### Directions for this task
Print each of the entries exactly, leaving nothing out.
--- start of Data supplied ---
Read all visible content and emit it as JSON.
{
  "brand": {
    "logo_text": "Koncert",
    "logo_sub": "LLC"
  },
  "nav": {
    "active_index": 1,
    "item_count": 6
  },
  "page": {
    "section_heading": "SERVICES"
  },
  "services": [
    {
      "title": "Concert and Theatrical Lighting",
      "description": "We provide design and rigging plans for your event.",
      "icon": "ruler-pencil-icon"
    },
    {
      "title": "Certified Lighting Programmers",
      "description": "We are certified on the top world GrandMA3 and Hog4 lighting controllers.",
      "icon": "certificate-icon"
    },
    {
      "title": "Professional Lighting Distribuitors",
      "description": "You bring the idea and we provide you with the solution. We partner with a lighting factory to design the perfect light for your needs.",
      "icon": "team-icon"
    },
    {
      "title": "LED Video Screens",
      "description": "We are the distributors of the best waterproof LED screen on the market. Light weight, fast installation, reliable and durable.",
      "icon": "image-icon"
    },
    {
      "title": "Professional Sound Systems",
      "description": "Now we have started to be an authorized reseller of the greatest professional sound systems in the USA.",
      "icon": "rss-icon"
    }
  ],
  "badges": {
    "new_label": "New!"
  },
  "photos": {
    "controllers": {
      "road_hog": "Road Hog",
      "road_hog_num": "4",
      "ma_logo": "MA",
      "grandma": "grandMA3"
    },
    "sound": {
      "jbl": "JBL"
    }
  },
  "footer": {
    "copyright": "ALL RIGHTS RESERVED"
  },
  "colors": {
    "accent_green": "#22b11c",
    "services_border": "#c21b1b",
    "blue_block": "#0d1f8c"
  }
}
--- end of Data supplied ---
### Solution to the exercise
Read all visible content and emit it as JSON.
{
  "brand": {
    "logo_text": "Koncert",
    "logo_sub": "LLC"
  },
  "nav": {
    "active_index": 1,
    "item_count": 6
  },
  "page": {
    "section_heading": "SERVICES"
  },
  "services": [
    {
      "title": "Concert and Theatrical Lighting",
      "description": "We provide design and rigging plans for your event.",
      "icon": "ruler-pencil-icon"
    },
    {
      "title": "Certified Lighting Programmers",
      "description": "We are certified on the top world GrandMA3 and Hog4 lighting controllers.",
      "icon": "certificate-icon"
    },
    {
      "title": "Professional Lighting Distribuitors",
      "description": "You bring the idea and we provide you with the solution. We partner with a lighting factory to design the perfect light for your needs.",
      "icon": "team-icon"
    },
    {
      "title": "LED Video Screens",
      "description": "We are the distributors of the best waterproof LED screen on the market. Light weight, fast installation, reliable and durable.",
      "icon": "image-icon"
    },
    {
      "title": "Professional Sound Systems",
      "description": "Now we have started to be an authorized reseller of the greatest professional sound systems in the USA.",
      "icon": "rss-icon"
    }
  ],
  "badges": {
    "new_label": "New!"
  },
  "photos": {
    "controllers": {
      "road_hog": "Road Hog",
      "road_hog_num": "4",
      "ma_logo": "MA",
      "grandma": "grandMA3"
    },
    "sound": {
      "jbl": "JBL"
    }
  },
  "footer": {
    "copyright": "ALL RIGHTS RESERVED"
  },
  "colors": {
    "accent_green": "#22b11c",
    "services_border": "#c21b1b",
    "blue_block": "#0d1f8c"
  }
}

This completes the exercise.